[Task to complete]
Copy the data from its first line through the line containing "comment-item: Astoria tbh", changing "ellipsis-icon" to "dots-icon" and keeping everything else the same.

Items from a dataset

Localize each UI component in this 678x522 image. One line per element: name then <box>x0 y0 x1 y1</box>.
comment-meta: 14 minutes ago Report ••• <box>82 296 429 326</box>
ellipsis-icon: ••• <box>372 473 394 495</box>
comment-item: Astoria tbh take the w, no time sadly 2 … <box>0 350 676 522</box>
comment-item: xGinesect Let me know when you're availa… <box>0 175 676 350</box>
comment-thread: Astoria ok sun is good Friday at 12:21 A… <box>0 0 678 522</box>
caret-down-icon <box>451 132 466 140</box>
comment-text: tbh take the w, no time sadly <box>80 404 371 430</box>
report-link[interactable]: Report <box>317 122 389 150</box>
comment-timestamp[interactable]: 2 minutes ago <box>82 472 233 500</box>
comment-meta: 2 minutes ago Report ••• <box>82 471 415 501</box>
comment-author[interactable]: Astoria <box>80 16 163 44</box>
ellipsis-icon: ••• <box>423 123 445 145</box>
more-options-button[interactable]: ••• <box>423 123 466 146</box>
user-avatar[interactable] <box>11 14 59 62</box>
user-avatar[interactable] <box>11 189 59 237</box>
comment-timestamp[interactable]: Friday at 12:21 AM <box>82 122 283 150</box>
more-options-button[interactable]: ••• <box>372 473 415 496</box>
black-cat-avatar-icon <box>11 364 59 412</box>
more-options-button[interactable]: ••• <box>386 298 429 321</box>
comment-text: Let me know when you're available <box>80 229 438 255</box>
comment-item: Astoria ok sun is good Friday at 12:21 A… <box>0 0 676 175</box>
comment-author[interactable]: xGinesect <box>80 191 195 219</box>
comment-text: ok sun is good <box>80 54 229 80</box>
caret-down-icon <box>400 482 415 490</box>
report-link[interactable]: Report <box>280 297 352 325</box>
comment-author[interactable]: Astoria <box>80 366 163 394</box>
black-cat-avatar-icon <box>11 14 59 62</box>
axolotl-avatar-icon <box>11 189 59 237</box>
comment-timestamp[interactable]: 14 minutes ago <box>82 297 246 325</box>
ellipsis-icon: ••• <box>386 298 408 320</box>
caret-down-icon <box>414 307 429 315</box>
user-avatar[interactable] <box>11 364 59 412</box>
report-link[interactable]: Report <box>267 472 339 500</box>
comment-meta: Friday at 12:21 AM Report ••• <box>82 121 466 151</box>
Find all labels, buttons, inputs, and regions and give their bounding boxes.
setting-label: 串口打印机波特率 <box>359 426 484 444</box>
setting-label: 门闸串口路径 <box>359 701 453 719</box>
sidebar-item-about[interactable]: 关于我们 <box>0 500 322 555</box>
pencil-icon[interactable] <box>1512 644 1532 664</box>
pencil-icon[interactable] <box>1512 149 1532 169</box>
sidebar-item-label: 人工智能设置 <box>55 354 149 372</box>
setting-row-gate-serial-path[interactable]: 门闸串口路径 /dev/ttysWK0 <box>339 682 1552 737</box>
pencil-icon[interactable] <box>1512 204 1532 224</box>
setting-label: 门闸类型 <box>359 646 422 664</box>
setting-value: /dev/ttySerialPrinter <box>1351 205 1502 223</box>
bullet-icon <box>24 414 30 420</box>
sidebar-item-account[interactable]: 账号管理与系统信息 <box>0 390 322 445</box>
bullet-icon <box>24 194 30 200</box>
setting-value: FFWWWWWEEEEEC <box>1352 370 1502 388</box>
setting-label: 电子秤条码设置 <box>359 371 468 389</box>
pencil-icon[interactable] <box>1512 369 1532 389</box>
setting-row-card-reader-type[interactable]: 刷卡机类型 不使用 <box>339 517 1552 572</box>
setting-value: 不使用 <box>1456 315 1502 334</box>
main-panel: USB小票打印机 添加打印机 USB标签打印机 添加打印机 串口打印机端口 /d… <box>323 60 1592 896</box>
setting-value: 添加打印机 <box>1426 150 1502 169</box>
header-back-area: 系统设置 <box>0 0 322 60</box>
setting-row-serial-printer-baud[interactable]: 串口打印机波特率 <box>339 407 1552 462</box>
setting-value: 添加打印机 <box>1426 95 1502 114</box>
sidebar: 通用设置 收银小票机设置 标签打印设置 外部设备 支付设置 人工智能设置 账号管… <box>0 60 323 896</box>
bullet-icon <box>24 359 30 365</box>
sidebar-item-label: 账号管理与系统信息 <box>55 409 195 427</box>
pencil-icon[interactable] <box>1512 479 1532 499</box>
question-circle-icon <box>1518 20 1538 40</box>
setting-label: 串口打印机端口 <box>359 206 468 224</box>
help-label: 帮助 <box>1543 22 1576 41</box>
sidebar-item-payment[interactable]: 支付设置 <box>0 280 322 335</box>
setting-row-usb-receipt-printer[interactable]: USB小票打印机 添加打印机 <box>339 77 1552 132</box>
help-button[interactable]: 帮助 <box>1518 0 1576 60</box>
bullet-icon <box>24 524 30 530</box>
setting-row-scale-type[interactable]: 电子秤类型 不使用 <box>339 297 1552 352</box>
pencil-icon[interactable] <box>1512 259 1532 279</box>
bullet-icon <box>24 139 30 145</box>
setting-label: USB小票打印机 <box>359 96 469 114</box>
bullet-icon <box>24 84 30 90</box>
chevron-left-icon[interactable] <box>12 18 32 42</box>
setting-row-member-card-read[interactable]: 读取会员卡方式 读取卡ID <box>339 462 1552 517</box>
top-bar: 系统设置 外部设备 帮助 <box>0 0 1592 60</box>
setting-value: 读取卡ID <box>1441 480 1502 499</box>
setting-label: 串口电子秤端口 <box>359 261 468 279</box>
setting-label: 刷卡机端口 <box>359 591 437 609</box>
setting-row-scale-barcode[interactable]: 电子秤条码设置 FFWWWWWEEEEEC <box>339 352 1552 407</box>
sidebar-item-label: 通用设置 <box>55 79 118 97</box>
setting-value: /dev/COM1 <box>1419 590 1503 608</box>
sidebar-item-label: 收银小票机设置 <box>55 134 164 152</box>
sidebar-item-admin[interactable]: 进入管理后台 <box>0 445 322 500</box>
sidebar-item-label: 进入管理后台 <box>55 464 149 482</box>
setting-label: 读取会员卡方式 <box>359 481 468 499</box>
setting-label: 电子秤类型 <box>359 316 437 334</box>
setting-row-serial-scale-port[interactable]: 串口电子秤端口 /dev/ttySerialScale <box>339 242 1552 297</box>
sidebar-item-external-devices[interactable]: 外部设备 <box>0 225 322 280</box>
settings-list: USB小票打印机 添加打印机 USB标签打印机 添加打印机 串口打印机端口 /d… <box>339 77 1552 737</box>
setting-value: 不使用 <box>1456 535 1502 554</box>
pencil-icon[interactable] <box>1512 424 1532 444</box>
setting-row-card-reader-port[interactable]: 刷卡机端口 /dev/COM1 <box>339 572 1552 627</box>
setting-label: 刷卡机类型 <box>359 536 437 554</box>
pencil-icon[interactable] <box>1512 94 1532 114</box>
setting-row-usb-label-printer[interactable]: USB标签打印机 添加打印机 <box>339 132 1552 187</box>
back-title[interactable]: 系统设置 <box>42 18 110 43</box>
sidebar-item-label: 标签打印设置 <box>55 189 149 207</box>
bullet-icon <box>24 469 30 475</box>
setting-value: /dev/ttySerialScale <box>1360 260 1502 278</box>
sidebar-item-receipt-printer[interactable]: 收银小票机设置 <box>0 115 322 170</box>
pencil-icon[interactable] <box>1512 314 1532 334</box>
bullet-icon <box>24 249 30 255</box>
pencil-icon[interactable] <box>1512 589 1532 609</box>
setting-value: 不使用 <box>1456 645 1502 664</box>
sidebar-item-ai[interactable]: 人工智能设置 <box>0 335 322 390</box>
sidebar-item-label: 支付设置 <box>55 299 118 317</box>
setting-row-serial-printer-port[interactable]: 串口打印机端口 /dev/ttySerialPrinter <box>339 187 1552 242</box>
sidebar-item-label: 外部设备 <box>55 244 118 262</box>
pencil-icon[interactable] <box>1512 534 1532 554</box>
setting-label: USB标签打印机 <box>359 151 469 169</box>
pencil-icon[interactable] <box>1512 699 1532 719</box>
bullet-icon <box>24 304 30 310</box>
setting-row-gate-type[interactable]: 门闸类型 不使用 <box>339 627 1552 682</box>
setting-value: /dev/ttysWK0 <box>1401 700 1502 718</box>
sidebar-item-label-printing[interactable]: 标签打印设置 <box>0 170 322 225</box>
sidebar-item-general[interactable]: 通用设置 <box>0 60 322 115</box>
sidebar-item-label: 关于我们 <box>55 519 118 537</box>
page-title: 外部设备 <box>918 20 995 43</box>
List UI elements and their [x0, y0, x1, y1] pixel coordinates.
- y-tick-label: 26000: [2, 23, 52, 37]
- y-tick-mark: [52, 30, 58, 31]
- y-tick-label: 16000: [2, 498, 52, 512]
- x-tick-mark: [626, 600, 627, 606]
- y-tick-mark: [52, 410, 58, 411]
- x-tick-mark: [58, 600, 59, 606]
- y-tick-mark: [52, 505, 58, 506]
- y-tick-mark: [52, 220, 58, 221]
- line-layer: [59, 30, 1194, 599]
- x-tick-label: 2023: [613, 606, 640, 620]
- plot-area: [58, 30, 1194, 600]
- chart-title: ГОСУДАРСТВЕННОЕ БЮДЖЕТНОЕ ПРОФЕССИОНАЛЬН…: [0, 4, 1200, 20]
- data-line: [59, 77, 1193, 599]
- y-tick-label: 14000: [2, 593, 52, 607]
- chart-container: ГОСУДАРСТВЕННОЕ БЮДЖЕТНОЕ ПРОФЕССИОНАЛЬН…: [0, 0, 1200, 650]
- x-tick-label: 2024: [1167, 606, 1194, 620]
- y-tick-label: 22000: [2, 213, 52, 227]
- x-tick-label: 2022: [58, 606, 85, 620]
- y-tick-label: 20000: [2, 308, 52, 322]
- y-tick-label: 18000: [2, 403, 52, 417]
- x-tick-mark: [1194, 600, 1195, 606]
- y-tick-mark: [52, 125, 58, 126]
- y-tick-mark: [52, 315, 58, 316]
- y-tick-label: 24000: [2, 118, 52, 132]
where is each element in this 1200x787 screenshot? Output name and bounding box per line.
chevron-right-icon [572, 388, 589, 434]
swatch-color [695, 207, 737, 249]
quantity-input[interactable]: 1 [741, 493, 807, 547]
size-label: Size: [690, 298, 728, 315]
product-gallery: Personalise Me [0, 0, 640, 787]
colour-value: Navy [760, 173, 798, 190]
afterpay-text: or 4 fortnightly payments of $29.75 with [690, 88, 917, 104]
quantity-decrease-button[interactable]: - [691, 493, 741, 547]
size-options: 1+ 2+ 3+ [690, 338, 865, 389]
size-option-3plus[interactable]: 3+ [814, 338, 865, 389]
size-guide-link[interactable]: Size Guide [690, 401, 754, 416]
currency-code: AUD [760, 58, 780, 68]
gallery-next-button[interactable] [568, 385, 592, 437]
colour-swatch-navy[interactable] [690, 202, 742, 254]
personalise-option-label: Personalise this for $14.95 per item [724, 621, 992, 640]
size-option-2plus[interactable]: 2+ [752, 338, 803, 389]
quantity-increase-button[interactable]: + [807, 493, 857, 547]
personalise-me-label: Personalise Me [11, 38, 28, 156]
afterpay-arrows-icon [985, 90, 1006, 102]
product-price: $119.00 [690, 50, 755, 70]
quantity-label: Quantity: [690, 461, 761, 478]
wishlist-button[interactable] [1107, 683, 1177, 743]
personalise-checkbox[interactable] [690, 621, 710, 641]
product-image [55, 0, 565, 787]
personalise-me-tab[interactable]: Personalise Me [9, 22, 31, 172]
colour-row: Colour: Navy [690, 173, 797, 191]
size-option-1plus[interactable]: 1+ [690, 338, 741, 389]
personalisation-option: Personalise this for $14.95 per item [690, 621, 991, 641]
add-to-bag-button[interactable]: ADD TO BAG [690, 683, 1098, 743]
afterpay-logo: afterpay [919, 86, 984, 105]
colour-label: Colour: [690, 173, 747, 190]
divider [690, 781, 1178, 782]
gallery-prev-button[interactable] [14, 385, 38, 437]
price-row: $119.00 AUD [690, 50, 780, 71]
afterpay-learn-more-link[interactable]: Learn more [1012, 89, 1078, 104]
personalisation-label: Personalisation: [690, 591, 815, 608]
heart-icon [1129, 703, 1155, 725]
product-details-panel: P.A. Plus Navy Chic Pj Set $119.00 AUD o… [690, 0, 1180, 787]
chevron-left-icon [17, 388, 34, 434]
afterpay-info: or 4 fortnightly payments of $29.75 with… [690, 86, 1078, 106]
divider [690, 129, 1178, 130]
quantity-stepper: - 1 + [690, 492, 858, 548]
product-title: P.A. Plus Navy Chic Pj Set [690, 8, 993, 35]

[The response]
Localize each UI component in this 678x522 image. One line per element: name then <box>x0 y0 x1 y1</box>.
comment-meta: 14 minutes ago Report ••• <box>82 296 429 326</box>
dots-icon: ••• <box>372 473 394 495</box>
comment-item: Astoria tbh take the w, no time sadly 2 … <box>0 350 676 522</box>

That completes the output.